DATA TO USE —

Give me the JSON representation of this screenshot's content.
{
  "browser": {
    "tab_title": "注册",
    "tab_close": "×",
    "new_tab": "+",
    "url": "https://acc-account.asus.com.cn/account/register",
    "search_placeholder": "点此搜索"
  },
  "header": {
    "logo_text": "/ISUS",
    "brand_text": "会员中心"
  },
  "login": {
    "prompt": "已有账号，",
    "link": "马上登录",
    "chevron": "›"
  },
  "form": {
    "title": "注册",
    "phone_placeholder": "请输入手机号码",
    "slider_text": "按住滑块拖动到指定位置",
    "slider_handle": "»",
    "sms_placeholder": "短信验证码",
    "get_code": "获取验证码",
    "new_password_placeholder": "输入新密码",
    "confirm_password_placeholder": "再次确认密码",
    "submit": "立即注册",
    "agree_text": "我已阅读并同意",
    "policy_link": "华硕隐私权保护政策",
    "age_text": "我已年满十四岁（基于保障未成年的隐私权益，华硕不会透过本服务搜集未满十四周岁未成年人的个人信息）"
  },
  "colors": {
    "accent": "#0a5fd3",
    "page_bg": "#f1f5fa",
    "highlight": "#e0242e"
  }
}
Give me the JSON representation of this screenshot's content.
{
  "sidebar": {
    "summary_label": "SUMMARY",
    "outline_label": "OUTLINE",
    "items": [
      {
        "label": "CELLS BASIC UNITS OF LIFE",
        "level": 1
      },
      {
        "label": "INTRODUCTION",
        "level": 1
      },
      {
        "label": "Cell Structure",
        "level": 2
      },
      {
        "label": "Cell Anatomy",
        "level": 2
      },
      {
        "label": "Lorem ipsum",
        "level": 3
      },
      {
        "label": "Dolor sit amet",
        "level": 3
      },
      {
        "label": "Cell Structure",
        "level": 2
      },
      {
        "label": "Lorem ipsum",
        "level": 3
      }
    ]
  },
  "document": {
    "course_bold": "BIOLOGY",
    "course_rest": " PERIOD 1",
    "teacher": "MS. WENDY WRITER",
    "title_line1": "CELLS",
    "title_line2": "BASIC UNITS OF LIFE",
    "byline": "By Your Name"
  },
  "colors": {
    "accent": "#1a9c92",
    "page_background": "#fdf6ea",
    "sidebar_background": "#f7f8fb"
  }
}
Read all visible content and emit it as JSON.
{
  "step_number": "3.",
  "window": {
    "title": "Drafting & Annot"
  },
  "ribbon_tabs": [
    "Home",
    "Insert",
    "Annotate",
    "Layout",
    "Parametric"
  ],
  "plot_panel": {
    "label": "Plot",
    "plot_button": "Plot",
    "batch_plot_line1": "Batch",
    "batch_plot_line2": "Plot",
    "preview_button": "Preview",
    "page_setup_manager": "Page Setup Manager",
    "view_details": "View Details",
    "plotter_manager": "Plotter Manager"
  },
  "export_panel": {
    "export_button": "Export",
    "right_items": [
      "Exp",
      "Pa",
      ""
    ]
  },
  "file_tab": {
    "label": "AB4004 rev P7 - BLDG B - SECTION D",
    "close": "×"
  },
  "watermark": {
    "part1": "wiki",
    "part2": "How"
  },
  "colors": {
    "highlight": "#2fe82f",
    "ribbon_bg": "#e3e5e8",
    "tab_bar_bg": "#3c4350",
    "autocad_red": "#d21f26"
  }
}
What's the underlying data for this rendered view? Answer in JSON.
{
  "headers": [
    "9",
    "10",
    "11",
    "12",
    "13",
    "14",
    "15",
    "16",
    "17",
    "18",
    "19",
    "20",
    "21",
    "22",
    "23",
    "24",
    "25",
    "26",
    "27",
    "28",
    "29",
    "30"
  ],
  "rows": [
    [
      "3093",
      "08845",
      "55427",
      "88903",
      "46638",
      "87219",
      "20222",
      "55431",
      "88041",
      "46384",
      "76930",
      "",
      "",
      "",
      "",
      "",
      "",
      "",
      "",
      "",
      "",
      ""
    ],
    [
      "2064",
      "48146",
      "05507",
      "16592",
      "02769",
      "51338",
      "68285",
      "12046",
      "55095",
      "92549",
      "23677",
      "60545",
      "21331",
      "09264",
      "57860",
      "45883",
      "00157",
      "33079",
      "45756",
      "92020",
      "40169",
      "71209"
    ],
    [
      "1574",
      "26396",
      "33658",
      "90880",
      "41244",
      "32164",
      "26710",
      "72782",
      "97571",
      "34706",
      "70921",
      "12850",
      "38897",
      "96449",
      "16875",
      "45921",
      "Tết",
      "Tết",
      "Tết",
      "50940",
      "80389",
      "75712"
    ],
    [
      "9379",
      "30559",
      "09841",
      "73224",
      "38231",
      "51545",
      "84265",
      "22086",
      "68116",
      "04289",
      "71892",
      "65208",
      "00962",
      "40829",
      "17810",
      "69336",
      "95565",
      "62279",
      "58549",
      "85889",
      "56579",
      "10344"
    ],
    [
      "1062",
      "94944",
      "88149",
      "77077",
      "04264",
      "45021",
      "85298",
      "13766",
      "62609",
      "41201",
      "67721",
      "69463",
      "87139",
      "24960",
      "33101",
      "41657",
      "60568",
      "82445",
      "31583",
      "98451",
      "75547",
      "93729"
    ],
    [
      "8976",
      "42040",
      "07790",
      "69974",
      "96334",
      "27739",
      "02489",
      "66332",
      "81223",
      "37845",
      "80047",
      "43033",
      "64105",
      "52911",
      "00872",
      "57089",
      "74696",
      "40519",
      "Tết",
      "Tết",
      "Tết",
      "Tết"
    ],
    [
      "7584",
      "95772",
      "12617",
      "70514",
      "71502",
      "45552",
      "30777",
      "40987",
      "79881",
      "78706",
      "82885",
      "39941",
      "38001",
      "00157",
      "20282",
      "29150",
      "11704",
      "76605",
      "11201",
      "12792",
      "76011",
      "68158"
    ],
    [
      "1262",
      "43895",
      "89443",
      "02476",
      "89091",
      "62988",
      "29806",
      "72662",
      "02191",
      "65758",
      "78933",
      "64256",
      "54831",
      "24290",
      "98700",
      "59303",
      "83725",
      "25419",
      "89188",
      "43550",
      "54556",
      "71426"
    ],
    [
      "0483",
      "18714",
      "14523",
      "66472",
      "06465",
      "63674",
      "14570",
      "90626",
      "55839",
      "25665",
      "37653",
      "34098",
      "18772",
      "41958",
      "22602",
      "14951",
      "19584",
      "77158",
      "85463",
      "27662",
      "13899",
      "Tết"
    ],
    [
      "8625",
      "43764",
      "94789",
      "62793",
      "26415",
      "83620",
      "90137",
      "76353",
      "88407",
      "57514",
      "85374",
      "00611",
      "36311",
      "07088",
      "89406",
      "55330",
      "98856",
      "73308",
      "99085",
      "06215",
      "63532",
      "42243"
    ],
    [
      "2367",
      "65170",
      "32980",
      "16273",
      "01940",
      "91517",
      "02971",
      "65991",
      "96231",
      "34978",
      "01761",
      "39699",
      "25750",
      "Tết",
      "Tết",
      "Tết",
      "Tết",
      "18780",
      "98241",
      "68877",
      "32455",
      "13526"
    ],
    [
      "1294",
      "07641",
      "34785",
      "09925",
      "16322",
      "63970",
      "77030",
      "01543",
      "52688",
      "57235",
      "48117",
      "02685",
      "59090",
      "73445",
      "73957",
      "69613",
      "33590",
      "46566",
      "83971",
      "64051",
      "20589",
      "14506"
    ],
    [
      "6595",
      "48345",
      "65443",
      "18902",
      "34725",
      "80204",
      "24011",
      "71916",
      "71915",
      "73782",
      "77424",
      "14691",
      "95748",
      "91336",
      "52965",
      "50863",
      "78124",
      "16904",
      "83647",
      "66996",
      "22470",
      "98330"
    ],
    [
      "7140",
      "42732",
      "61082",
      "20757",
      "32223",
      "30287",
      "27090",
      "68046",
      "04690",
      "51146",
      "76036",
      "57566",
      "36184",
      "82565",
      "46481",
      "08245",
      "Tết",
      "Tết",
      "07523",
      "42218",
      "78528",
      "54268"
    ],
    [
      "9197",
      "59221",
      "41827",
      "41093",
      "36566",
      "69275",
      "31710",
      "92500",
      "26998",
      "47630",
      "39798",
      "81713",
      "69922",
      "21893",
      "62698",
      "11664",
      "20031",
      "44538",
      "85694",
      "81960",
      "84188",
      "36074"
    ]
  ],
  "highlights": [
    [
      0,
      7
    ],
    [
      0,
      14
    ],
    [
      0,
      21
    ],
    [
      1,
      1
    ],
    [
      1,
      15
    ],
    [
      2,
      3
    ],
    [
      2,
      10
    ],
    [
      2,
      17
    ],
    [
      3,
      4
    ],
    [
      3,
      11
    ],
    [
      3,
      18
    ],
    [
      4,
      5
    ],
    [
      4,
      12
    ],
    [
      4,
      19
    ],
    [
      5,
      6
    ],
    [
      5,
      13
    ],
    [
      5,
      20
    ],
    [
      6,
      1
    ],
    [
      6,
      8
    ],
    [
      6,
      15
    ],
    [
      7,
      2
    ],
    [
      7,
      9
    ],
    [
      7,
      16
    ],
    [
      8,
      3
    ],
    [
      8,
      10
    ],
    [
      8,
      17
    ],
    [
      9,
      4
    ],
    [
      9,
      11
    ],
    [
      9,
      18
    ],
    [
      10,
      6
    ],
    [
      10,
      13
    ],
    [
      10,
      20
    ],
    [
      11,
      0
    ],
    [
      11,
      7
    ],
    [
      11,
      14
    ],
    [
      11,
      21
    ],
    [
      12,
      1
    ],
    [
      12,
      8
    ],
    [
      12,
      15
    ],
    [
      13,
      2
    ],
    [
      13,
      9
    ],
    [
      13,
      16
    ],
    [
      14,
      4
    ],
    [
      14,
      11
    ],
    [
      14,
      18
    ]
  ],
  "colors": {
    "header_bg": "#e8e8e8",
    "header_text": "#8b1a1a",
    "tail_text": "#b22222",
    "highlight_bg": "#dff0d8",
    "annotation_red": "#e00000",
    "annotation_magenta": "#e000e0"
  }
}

EXERCISE PROMPT — Scan the lines for the string "JSON". Pick out every line that has it.

SOLUTION BELOW —
Give me the JSON representation of this screenshot's content.
Give me the JSON representation of this screenshot's content.
Read all visible content and emit it as JSON.
What's the underlying data for this rendered view? Answer in JSON.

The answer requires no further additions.